## WHAT IS NEEDED
Below is some material; set it all down exactly, apart from the pictures.

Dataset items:
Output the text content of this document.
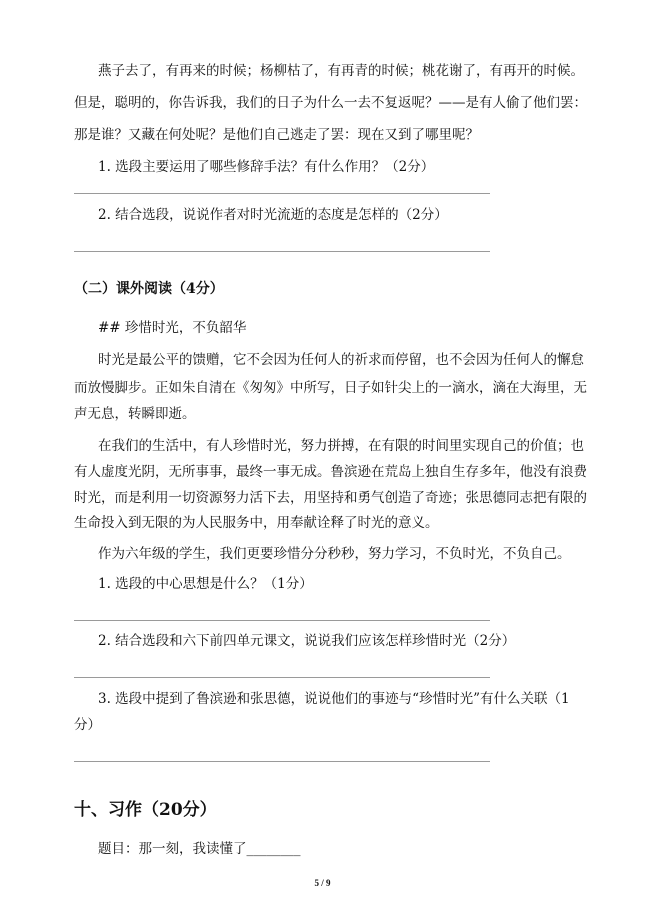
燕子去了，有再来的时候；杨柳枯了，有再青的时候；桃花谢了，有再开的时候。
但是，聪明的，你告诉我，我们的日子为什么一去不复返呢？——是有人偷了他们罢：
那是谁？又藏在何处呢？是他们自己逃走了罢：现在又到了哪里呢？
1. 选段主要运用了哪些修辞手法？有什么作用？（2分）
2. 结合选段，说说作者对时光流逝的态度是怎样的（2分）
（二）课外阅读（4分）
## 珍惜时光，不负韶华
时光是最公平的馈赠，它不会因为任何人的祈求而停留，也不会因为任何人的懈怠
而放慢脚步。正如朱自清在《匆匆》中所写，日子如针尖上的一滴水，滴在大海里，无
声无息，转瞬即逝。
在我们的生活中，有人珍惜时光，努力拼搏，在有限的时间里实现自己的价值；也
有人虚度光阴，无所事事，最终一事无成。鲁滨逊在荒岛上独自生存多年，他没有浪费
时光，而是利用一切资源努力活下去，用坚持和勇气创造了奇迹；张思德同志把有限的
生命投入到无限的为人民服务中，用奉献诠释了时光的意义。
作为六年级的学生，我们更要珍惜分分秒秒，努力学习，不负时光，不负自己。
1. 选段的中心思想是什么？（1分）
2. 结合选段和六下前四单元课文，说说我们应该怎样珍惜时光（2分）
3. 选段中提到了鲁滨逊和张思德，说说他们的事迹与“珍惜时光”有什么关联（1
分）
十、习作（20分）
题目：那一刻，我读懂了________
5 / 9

## FULL ANSWER
Output the text content of this document.
燕子去了，有再来的时候；杨柳枯了，有再青的时候；桃花谢了，有再开的时候。
但是，聪明的，你告诉我，我们的日子为什么一去不复返呢？——是有人偷了他们罢：
那是谁？又藏在何处呢？是他们自己逃走了罢：现在又到了哪里呢？
1. 选段主要运用了哪些修辞手法？有什么作用？（2分）
2. 结合选段，说说作者对时光流逝的态度是怎样的（2分）
（二）课外阅读（4分）
## 珍惜时光，不负韶华
时光是最公平的馈赠，它不会因为任何人的祈求而停留，也不会因为任何人的懈怠
而放慢脚步。正如朱自清在《匆匆》中所写，日子如针尖上的一滴水，滴在大海里，无
声无息，转瞬即逝。
在我们的生活中，有人珍惜时光，努力拼搏，在有限的时间里实现自己的价值；也
有人虚度光阴，无所事事，最终一事无成。鲁滨逊在荒岛上独自生存多年，他没有浪费
时光，而是利用一切资源努力活下去，用坚持和勇气创造了奇迹；张思德同志把有限的
生命投入到无限的为人民服务中，用奉献诠释了时光的意义。
作为六年级的学生，我们更要珍惜分分秒秒，努力学习，不负时光，不负自己。
1. 选段的中心思想是什么？（1分）
2. 结合选段和六下前四单元课文，说说我们应该怎样珍惜时光（2分）
3. 选段中提到了鲁滨逊和张思德，说说他们的事迹与“珍惜时光”有什么关联（1
分）
十、习作（20分）
题目：那一刻，我读懂了________
5 / 9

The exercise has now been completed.